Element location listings
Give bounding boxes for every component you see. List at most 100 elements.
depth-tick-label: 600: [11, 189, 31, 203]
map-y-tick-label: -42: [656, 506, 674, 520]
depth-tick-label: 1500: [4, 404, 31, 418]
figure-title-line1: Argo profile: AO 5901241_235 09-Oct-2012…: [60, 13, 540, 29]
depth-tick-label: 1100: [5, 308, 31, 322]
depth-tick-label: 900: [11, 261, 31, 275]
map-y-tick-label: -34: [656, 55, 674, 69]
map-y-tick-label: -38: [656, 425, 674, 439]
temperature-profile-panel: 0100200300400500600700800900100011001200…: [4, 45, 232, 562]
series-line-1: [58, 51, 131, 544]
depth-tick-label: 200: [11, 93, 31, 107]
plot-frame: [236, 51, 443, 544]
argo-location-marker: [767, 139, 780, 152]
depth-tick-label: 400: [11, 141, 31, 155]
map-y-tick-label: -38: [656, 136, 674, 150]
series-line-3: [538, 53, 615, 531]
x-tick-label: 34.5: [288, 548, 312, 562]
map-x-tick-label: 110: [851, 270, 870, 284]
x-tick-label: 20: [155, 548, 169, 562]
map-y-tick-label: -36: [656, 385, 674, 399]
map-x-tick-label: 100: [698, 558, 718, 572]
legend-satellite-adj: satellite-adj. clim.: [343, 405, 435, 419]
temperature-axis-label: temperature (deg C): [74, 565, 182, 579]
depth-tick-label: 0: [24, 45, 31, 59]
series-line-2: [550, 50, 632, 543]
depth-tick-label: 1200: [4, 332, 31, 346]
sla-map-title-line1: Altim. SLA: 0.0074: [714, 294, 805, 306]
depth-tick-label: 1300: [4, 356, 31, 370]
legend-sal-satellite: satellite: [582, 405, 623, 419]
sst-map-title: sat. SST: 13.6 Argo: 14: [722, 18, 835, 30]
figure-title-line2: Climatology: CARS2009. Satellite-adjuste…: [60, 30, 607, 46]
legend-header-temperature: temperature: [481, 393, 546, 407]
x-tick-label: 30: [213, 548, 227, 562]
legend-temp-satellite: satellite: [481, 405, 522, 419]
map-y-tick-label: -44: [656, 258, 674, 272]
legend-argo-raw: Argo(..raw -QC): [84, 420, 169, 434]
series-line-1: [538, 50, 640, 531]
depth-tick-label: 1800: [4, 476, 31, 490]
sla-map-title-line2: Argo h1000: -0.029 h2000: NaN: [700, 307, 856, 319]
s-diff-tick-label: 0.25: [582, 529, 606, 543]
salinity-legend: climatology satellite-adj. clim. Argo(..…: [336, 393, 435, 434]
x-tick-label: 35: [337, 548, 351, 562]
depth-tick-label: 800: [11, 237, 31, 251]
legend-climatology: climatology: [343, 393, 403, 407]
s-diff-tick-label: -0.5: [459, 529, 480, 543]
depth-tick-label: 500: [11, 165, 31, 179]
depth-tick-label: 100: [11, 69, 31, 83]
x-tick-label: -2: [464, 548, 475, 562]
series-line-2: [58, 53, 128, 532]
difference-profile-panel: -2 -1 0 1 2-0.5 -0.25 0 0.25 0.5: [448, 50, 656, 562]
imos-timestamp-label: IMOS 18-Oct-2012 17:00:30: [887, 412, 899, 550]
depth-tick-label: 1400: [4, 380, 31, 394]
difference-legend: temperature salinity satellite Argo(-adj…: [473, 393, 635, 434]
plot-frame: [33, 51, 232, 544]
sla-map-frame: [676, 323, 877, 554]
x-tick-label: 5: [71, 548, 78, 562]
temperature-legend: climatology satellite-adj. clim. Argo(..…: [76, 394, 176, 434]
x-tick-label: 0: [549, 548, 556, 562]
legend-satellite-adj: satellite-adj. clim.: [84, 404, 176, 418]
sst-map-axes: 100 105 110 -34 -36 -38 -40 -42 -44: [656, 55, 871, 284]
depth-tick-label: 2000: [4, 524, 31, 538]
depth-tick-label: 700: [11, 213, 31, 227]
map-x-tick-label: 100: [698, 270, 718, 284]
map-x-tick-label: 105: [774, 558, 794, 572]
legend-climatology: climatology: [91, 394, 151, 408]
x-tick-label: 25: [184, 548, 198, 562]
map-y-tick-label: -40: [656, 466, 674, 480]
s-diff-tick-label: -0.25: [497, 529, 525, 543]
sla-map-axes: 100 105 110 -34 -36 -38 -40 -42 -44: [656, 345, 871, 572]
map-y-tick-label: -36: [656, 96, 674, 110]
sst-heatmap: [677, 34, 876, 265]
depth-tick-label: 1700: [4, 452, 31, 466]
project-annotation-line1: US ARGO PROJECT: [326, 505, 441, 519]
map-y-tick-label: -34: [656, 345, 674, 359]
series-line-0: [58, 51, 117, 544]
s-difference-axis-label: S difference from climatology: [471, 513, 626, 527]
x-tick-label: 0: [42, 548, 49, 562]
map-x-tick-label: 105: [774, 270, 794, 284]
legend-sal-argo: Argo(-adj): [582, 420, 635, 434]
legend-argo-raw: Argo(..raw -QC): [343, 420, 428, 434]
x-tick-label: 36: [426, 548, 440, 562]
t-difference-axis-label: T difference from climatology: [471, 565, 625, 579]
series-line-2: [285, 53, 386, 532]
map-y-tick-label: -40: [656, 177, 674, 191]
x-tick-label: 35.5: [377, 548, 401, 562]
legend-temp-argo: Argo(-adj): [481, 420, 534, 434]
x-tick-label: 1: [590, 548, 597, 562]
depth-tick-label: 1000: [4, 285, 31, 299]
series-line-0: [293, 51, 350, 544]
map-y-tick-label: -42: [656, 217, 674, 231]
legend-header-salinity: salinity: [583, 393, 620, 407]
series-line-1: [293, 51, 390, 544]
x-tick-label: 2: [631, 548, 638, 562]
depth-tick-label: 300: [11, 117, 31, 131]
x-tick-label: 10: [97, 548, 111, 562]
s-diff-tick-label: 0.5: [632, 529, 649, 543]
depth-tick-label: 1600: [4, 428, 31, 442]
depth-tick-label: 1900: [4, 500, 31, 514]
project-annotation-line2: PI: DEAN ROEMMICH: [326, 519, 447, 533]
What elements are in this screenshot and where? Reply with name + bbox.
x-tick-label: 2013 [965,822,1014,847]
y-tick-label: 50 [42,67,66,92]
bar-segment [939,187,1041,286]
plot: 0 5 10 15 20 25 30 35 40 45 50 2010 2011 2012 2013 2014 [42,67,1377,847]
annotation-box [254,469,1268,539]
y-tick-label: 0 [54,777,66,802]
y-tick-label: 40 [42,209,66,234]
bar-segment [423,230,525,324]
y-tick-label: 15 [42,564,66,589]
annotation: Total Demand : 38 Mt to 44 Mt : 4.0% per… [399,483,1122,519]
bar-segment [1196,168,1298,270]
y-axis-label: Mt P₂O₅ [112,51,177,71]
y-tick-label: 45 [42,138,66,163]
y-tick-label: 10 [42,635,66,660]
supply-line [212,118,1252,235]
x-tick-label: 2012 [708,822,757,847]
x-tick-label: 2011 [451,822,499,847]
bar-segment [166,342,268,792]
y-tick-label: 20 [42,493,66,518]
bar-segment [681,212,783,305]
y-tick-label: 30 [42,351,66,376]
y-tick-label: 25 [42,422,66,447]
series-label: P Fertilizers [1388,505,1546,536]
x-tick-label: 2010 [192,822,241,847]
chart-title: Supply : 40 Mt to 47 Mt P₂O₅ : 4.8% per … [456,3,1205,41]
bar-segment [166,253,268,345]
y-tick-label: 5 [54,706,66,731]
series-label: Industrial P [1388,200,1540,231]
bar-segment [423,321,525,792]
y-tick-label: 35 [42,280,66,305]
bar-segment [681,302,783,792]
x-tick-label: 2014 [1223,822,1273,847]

§ What to produce
Can you reproduce these records line for line, without changing anything?

§ Full answer
Give bounding boxes for every component you see. List at most 100 elements.
depth-tick-label: 600: [11, 189, 31, 203]
map-y-tick-label: -42: [656, 506, 674, 520]
depth-tick-label: 1500: [4, 404, 31, 418]
figure-title-line1: Argo profile: AO 5901241_235 09-Oct-2012…: [60, 13, 540, 29]
depth-tick-label: 1100: [5, 308, 31, 322]
depth-tick-label: 900: [11, 261, 31, 275]
map-y-tick-label: -34: [656, 55, 674, 69]
map-y-tick-label: -38: [656, 425, 674, 439]
temperature-profile-panel: 0100200300400500600700800900100011001200…: [4, 45, 232, 562]
series-line-1: [58, 51, 131, 544]
depth-tick-label: 200: [11, 93, 31, 107]
plot-frame: [236, 51, 443, 544]
argo-location-marker: [767, 139, 780, 152]
depth-tick-label: 400: [11, 141, 31, 155]
map-y-tick-label: -38: [656, 136, 674, 150]
series-line-3: [538, 53, 615, 531]
x-tick-label: 34.5: [288, 548, 312, 562]
map-x-tick-label: 110: [851, 270, 870, 284]
x-tick-label: 20: [155, 548, 169, 562]
map-y-tick-label: -36: [656, 385, 674, 399]
map-x-tick-label: 100: [698, 558, 718, 572]
legend-satellite-adj: satellite-adj. clim.: [343, 405, 435, 419]
temperature-axis-label: temperature (deg C): [74, 565, 182, 579]
depth-tick-label: 0: [24, 45, 31, 59]
series-line-2: [550, 50, 632, 543]
depth-tick-label: 1200: [4, 332, 31, 346]
sla-map-title-line1: Altim. SLA: 0.0074: [714, 294, 805, 306]
depth-tick-label: 1300: [4, 356, 31, 370]
legend-sal-satellite: satellite: [582, 405, 623, 419]
sst-map-title: sat. SST: 13.6 Argo: 14: [722, 18, 835, 30]
figure-title-line2: Climatology: CARS2009. Satellite-adjuste…: [60, 30, 607, 46]
legend-header-temperature: temperature: [481, 393, 546, 407]
x-tick-label: 30: [213, 548, 227, 562]
legend-temp-satellite: satellite: [481, 405, 522, 419]
map-y-tick-label: -44: [656, 258, 674, 272]
legend-argo-raw: Argo(..raw -QC): [84, 420, 169, 434]
series-line-1: [538, 50, 640, 531]
depth-tick-label: 1800: [4, 476, 31, 490]
sla-map-title-line2: Argo h1000: -0.029 h2000: NaN: [700, 307, 856, 319]
s-diff-tick-label: 0.25: [582, 529, 606, 543]
salinity-legend: climatology satellite-adj. clim. Argo(..…: [336, 393, 435, 434]
x-tick-label: 35: [337, 548, 351, 562]
depth-tick-label: 800: [11, 237, 31, 251]
legend-climatology: climatology: [343, 393, 403, 407]
s-diff-tick-label: -0.5: [459, 529, 480, 543]
depth-tick-label: 500: [11, 165, 31, 179]
depth-tick-label: 100: [11, 69, 31, 83]
x-tick-label: -2: [464, 548, 475, 562]
series-line-2: [58, 53, 128, 532]
difference-profile-panel: -2 -1 0 1 2-0.5 -0.25 0 0.25 0.5: [448, 50, 656, 562]
imos-timestamp-label: IMOS 18-Oct-2012 17:00:30: [887, 412, 899, 550]
depth-tick-label: 1400: [4, 380, 31, 394]
difference-legend: temperature salinity satellite Argo(-adj…: [473, 393, 635, 434]
plot-frame: [33, 51, 232, 544]
sla-map-frame: [676, 323, 877, 554]
x-tick-label: 5: [71, 548, 78, 562]
temperature-legend: climatology satellite-adj. clim. Argo(..…: [76, 394, 176, 434]
x-tick-label: 0: [549, 548, 556, 562]
legend-satellite-adj: satellite-adj. clim.: [84, 404, 176, 418]
sst-map-axes: 100 105 110 -34 -36 -38 -40 -42 -44: [656, 55, 871, 284]
depth-tick-label: 2000: [4, 524, 31, 538]
depth-tick-label: 700: [11, 213, 31, 227]
map-x-tick-label: 100: [698, 270, 718, 284]
map-x-tick-label: 105: [774, 558, 794, 572]
legend-climatology: climatology: [91, 394, 151, 408]
x-tick-label: 25: [184, 548, 198, 562]
map-y-tick-label: -40: [656, 466, 674, 480]
s-diff-tick-label: -0.25: [497, 529, 525, 543]
sla-map-axes: 100 105 110 -34 -36 -38 -40 -42 -44: [656, 345, 871, 572]
map-y-tick-label: -36: [656, 96, 674, 110]
sst-heatmap: [677, 34, 876, 265]
depth-tick-label: 1700: [4, 452, 31, 466]
project-annotation-line1: US ARGO PROJECT: [326, 505, 441, 519]
map-y-tick-label: -34: [656, 345, 674, 359]
series-line-0: [58, 51, 117, 544]
s-difference-axis-label: S difference from climatology: [471, 513, 626, 527]
x-tick-label: 0: [42, 548, 49, 562]
map-x-tick-label: 105: [774, 270, 794, 284]
legend-sal-argo: Argo(-adj): [582, 420, 635, 434]
legend-argo-raw: Argo(..raw -QC): [343, 420, 428, 434]
x-tick-label: 36: [426, 548, 440, 562]
t-difference-axis-label: T difference from climatology: [471, 565, 625, 579]
series-line-2: [285, 53, 386, 532]
map-y-tick-label: -40: [656, 177, 674, 191]
x-tick-label: 35.5: [377, 548, 401, 562]
legend-temp-argo: Argo(-adj): [481, 420, 534, 434]
x-tick-label: 1: [590, 548, 597, 562]
depth-tick-label: 1000: [4, 285, 31, 299]
series-line-0: [293, 51, 350, 544]
map-y-tick-label: -42: [656, 217, 674, 231]
legend-header-salinity: salinity: [583, 393, 620, 407]
series-line-1: [293, 51, 390, 544]
x-tick-label: 2: [631, 548, 638, 562]
depth-tick-label: 300: [11, 117, 31, 131]
x-tick-label: 10: [97, 548, 111, 562]
s-diff-tick-label: 0.5: [632, 529, 649, 543]
depth-tick-label: 1600: [4, 428, 31, 442]
depth-tick-label: 1900: [4, 500, 31, 514]
project-annotation-line2: PI: DEAN ROEMMICH: [326, 519, 447, 533]
What elements are in this screenshot and where? Reply with name + bbox.
x-tick-label: 2013 [965,822,1014,847]
y-tick-label: 50 [42,67,66,92]
bar-segment [939,187,1041,286]
plot: 0 5 10 15 20 25 30 35 40 45 50 2010 2011 2012 2013 2014 [42,67,1377,847]
annotation-box [254,469,1268,539]
y-tick-label: 0 [54,777,66,802]
y-tick-label: 40 [42,209,66,234]
bar-segment [423,230,525,324]
y-tick-label: 15 [42,564,66,589]
annotation: Total Demand : 38 Mt to 44 Mt : 4.0% per… [399,483,1122,519]
bar-segment [1196,168,1298,270]
y-axis-label: Mt P₂O₅ [112,51,177,71]
y-tick-label: 45 [42,138,66,163]
y-tick-label: 10 [42,635,66,660]
supply-line [212,118,1252,235]
x-tick-label: 2012 [708,822,757,847]
x-tick-label: 2011 [451,822,499,847]
bar-segment [166,342,268,792]
y-tick-label: 20 [42,493,66,518]
bar-segment [681,212,783,305]
y-tick-label: 30 [42,351,66,376]
y-tick-label: 25 [42,422,66,447]
series-label: P Fertilizers [1388,505,1546,536]
x-tick-label: 2010 [192,822,241,847]
chart-title: Supply : 40 Mt to 47 Mt P₂O₅ : 4.8% per … [456,3,1205,41]
bar-segment [166,253,268,345]
y-tick-label: 5 [54,706,66,731]
series-label: Industrial P [1388,200,1540,231]
bar-segment [423,321,525,792]
y-tick-label: 35 [42,280,66,305]
bar-segment [681,302,783,792]
x-tick-label: 2014 [1223,822,1273,847]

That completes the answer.